### Written problem
Find the string "anzeigen" in the records. Copy every line it appears in.

### Exercise materials
[START]
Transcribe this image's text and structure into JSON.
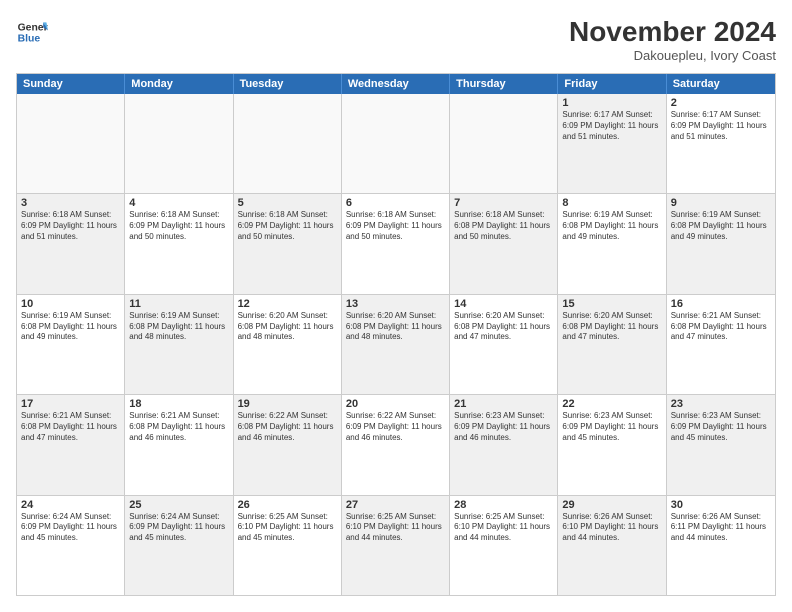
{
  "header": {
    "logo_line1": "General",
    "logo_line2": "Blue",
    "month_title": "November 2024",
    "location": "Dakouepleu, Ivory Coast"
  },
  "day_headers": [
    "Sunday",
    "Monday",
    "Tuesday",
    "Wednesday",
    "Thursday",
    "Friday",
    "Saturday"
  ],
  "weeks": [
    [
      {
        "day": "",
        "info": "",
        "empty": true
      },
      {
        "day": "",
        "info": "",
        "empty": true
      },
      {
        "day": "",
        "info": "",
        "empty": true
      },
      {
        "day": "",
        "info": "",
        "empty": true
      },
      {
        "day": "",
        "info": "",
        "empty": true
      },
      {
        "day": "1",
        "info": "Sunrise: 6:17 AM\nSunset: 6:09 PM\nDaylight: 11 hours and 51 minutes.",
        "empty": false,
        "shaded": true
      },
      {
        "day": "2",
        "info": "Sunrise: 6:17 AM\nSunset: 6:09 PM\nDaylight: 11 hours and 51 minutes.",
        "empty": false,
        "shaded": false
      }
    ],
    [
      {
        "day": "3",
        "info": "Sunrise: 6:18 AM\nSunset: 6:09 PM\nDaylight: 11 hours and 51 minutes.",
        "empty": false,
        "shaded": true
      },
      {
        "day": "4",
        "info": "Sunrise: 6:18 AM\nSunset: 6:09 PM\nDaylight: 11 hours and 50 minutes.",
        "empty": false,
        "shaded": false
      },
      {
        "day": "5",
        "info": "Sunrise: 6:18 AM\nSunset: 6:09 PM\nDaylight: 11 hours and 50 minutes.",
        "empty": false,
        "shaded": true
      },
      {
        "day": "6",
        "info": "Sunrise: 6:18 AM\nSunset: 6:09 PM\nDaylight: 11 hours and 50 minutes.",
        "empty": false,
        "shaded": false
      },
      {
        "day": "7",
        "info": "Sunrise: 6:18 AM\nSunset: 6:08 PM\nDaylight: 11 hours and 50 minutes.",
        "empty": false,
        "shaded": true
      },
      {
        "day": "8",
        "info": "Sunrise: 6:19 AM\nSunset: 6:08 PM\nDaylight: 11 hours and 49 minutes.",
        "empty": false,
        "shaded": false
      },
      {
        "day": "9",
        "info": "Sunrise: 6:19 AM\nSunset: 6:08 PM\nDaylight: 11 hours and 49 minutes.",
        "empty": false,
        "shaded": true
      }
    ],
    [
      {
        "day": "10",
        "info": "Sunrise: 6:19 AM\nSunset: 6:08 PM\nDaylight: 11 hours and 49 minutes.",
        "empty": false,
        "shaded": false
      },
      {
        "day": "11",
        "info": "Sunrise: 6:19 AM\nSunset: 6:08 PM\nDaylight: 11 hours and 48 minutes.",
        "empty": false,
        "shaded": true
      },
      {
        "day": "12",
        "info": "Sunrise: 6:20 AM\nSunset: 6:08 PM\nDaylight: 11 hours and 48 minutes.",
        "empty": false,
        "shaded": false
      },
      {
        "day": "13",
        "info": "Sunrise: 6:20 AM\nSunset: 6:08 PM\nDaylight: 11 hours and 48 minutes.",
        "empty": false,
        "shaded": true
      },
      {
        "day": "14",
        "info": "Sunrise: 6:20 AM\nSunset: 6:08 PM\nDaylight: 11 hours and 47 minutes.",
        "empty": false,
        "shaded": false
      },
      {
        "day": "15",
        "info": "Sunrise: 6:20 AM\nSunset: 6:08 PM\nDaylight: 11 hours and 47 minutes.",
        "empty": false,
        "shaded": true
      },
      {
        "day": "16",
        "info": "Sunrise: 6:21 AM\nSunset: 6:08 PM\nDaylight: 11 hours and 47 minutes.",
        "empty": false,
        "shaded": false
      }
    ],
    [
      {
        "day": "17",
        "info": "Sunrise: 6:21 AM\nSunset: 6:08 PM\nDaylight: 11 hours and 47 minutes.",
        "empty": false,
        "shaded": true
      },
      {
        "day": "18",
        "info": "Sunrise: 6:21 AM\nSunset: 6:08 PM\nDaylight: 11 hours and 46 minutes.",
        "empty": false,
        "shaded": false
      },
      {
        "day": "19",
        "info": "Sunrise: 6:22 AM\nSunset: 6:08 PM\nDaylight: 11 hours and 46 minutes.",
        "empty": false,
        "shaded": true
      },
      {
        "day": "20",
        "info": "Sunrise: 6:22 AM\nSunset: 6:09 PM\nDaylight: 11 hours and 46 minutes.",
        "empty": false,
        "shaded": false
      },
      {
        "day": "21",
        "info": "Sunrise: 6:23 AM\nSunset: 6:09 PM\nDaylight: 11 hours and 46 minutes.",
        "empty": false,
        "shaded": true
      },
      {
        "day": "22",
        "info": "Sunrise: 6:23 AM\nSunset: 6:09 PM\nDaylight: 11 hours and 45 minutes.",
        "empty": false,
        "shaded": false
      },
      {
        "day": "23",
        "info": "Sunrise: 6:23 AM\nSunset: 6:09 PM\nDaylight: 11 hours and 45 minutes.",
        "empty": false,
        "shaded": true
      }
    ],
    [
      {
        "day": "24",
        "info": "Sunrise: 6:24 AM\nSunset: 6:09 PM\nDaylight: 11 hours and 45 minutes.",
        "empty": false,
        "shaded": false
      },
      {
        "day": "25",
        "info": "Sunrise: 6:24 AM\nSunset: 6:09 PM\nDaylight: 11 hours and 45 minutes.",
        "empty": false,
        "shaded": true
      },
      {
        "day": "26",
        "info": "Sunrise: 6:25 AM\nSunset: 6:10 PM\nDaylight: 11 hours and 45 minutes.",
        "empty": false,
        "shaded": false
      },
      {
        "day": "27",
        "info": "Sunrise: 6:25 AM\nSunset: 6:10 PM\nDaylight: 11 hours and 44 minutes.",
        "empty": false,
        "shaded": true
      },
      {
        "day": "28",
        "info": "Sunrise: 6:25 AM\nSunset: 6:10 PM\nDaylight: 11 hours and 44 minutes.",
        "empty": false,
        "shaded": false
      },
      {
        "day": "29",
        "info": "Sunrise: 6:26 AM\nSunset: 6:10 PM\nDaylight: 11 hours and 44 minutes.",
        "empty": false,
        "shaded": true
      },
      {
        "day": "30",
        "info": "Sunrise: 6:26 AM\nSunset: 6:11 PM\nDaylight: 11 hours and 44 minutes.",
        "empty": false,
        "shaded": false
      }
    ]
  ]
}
[END]
[START]
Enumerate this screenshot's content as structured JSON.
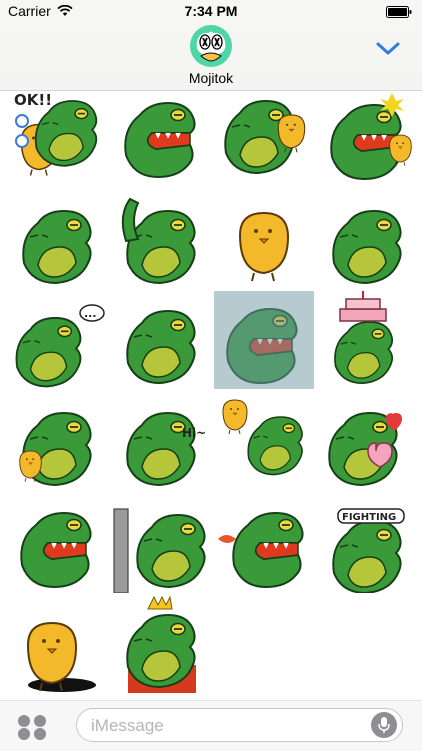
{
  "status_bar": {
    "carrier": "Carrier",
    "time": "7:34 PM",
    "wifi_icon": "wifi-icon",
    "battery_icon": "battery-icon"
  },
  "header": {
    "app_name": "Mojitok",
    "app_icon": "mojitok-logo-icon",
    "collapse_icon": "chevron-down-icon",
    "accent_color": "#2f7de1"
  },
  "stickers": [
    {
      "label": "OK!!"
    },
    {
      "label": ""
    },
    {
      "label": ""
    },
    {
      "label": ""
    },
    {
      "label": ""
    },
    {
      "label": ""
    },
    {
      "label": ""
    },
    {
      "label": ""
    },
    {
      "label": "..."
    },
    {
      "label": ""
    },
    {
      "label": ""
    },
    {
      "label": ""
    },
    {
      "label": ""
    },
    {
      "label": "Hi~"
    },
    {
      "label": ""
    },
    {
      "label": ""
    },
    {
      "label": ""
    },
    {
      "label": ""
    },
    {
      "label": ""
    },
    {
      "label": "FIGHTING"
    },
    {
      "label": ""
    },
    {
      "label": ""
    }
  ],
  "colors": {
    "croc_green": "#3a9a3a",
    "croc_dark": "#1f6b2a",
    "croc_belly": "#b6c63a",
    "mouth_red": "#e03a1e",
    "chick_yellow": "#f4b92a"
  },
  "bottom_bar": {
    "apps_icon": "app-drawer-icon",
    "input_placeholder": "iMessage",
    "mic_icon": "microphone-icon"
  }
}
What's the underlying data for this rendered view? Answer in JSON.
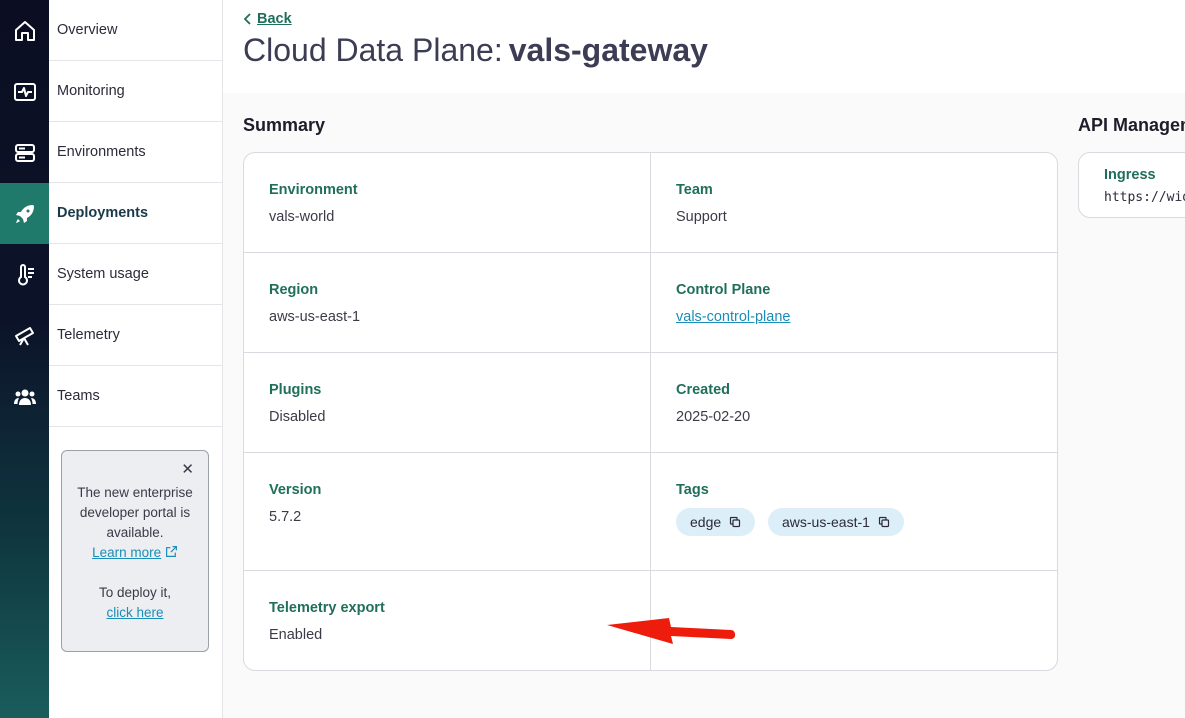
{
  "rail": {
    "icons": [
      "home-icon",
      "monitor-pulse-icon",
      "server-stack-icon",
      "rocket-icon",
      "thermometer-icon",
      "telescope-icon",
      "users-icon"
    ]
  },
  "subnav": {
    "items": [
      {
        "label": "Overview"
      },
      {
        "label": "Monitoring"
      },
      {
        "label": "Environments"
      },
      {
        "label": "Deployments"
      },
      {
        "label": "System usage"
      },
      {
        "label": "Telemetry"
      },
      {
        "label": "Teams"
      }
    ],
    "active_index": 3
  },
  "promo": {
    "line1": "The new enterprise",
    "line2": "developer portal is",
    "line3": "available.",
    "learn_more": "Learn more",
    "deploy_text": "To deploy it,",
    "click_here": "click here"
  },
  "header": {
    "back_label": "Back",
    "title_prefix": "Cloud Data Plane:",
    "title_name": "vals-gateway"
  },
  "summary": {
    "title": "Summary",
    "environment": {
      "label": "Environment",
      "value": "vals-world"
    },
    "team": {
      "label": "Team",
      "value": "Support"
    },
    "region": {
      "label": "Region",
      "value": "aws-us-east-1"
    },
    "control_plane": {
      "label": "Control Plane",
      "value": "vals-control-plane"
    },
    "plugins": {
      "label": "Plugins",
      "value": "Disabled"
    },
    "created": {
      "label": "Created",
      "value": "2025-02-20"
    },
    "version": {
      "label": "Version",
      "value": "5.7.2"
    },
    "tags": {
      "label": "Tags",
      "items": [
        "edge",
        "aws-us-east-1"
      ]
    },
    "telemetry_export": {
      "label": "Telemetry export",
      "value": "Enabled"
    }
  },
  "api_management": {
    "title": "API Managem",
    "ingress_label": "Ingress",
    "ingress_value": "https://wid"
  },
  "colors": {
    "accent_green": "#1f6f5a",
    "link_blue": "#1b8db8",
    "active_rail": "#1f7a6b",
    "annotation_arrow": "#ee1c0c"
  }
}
[END]
[START]
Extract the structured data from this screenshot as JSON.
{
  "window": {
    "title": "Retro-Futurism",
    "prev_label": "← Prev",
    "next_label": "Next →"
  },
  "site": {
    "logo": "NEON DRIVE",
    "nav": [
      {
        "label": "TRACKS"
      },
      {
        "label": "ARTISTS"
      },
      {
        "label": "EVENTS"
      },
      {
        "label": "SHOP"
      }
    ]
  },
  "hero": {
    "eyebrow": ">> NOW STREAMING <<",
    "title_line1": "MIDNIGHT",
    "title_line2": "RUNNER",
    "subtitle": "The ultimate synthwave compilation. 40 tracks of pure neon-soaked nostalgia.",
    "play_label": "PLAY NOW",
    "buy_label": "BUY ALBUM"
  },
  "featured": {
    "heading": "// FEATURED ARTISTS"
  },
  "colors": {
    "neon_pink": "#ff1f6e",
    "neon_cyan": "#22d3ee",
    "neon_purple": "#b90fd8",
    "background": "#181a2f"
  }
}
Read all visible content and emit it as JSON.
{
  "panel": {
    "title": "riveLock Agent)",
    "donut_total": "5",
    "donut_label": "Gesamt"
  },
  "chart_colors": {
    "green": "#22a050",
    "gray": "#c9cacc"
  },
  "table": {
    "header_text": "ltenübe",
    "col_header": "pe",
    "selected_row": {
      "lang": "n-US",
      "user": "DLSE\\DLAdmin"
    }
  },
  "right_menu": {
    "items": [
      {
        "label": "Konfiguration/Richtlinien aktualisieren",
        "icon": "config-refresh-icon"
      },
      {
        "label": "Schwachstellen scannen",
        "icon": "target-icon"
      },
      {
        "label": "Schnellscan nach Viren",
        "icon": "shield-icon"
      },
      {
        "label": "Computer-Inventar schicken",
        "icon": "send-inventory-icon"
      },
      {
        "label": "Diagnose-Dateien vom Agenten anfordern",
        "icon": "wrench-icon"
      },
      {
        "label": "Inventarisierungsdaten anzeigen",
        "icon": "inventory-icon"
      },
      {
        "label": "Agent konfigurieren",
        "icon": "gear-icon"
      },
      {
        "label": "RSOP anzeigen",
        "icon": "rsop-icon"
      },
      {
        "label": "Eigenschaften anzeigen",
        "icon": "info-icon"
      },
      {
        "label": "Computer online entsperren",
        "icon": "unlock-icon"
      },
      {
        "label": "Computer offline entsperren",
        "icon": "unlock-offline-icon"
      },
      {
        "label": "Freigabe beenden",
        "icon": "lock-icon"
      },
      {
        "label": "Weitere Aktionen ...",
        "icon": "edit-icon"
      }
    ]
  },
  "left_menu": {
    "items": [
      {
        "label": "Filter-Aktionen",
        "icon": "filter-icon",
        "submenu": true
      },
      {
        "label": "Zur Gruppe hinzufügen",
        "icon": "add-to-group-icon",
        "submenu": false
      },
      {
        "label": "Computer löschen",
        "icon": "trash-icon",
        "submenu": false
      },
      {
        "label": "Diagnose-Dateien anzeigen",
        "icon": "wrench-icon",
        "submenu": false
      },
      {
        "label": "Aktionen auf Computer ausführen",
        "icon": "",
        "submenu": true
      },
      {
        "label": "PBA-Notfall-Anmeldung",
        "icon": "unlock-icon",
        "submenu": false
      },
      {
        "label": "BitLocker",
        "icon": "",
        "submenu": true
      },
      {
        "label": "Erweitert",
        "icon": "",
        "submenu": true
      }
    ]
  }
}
[END]
### Solution
        "label": "Inventarisierungsdaten anzeigen",
        "label": "RSOP anzeigen",
        "label": "Eigenschaften anzeigen",
        "label": "Diagnose-Dateien anzeigen",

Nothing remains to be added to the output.